[Entries from a dataset]
......

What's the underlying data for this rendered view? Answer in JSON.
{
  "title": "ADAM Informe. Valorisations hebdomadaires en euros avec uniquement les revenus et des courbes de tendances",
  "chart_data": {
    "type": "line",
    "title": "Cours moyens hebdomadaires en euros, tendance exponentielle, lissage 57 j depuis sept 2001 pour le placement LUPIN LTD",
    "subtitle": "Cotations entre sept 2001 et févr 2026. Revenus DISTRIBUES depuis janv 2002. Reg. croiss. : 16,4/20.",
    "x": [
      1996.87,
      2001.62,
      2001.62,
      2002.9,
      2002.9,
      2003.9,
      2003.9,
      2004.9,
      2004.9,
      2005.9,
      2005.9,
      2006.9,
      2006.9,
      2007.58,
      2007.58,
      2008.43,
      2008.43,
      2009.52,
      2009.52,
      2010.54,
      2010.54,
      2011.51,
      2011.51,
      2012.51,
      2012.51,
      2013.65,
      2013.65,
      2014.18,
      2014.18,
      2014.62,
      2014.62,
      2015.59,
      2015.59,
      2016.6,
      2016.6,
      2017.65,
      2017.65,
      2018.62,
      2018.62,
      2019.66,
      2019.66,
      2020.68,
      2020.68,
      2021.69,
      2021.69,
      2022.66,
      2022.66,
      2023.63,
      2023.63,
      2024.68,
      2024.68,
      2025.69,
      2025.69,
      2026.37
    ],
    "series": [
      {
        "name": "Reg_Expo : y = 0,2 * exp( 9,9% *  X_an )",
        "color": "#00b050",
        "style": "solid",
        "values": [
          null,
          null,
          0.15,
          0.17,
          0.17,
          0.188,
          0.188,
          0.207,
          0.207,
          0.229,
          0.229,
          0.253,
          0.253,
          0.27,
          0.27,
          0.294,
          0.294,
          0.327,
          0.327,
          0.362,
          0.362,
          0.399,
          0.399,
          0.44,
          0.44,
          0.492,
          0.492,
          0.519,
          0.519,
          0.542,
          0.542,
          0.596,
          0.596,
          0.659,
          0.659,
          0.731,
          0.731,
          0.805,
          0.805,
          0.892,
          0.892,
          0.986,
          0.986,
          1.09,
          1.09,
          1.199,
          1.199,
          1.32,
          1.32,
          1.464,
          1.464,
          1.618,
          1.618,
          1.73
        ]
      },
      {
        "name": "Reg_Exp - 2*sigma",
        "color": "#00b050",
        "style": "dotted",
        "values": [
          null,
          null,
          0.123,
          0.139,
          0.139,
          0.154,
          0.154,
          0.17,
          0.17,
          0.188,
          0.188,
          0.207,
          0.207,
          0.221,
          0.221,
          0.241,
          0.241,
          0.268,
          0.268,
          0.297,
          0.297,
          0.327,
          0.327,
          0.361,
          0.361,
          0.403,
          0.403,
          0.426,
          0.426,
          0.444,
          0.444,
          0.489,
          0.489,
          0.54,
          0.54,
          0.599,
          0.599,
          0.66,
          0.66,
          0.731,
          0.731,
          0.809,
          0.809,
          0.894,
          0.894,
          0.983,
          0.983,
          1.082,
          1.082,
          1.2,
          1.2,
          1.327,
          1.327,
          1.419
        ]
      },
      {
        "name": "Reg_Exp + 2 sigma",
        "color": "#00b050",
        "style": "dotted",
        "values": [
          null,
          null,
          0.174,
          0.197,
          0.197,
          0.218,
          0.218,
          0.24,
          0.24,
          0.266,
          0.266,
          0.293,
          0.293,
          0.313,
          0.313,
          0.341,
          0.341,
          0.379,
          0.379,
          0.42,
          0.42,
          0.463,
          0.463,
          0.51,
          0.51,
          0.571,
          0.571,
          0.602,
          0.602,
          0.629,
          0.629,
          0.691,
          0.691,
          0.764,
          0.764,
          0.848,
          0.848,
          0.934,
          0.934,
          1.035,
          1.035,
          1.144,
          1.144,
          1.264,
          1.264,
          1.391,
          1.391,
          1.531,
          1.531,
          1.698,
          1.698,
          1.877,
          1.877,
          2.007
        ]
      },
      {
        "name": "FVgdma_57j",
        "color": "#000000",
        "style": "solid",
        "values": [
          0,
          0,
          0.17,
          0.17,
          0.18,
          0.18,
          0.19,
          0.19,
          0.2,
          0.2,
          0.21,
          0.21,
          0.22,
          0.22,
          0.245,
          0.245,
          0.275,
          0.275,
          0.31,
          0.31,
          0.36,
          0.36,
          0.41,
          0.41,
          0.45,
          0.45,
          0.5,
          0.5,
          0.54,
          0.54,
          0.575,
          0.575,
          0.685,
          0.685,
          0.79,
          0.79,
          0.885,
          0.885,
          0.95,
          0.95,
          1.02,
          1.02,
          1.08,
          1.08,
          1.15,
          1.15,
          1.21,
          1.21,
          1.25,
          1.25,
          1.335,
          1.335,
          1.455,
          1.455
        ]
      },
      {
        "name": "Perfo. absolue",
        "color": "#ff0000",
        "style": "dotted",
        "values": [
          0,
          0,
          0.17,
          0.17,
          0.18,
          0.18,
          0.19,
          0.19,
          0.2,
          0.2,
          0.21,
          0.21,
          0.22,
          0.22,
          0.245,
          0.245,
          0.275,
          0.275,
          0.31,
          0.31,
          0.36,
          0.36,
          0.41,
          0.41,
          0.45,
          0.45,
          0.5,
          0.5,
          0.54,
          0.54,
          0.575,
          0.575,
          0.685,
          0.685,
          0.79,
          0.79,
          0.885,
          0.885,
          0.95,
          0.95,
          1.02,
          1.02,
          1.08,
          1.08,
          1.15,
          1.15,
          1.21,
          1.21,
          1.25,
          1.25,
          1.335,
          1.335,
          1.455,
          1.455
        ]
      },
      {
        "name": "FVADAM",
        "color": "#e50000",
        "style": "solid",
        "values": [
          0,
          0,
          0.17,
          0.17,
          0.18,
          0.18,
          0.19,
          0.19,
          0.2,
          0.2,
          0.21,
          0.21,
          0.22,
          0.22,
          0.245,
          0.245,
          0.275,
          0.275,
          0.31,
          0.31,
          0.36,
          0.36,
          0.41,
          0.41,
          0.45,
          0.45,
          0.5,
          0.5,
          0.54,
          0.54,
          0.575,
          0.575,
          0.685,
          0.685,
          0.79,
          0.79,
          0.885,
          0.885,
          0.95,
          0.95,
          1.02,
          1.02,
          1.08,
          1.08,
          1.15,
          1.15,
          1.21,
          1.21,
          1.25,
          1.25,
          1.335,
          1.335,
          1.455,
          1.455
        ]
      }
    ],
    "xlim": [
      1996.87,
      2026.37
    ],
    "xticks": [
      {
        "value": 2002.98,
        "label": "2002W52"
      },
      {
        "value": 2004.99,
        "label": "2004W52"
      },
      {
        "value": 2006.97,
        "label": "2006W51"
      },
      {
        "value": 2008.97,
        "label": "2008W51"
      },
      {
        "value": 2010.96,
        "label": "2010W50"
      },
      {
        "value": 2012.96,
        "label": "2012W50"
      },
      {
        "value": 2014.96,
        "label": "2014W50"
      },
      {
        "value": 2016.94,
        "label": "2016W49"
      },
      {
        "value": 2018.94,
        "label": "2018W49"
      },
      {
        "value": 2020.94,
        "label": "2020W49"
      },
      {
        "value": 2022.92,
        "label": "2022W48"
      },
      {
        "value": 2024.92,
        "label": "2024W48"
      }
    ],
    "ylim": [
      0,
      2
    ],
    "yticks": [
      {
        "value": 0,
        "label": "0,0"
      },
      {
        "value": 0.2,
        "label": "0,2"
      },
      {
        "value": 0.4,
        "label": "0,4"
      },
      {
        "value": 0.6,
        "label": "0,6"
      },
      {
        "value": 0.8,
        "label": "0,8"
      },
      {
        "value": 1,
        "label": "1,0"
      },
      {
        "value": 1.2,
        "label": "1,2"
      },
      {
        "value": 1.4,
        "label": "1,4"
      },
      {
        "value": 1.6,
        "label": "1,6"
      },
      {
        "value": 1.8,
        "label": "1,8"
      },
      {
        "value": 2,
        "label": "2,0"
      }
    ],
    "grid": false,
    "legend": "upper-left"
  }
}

......

WHAT IS BEING ASKED: Each line in the entries above that includes the string "hebdomadaires" should be extracted.

WRITTEN REPLY:
  "title": "ADAM Informe. Valorisations hebdomadaires en euros avec uniquement les revenus et des courbes de tendances",
    "title": "Cours moyens hebdomadaires en euros, tendance exponentielle, lissage 57 j depuis sept 2001 pour le placement LUPIN LTD",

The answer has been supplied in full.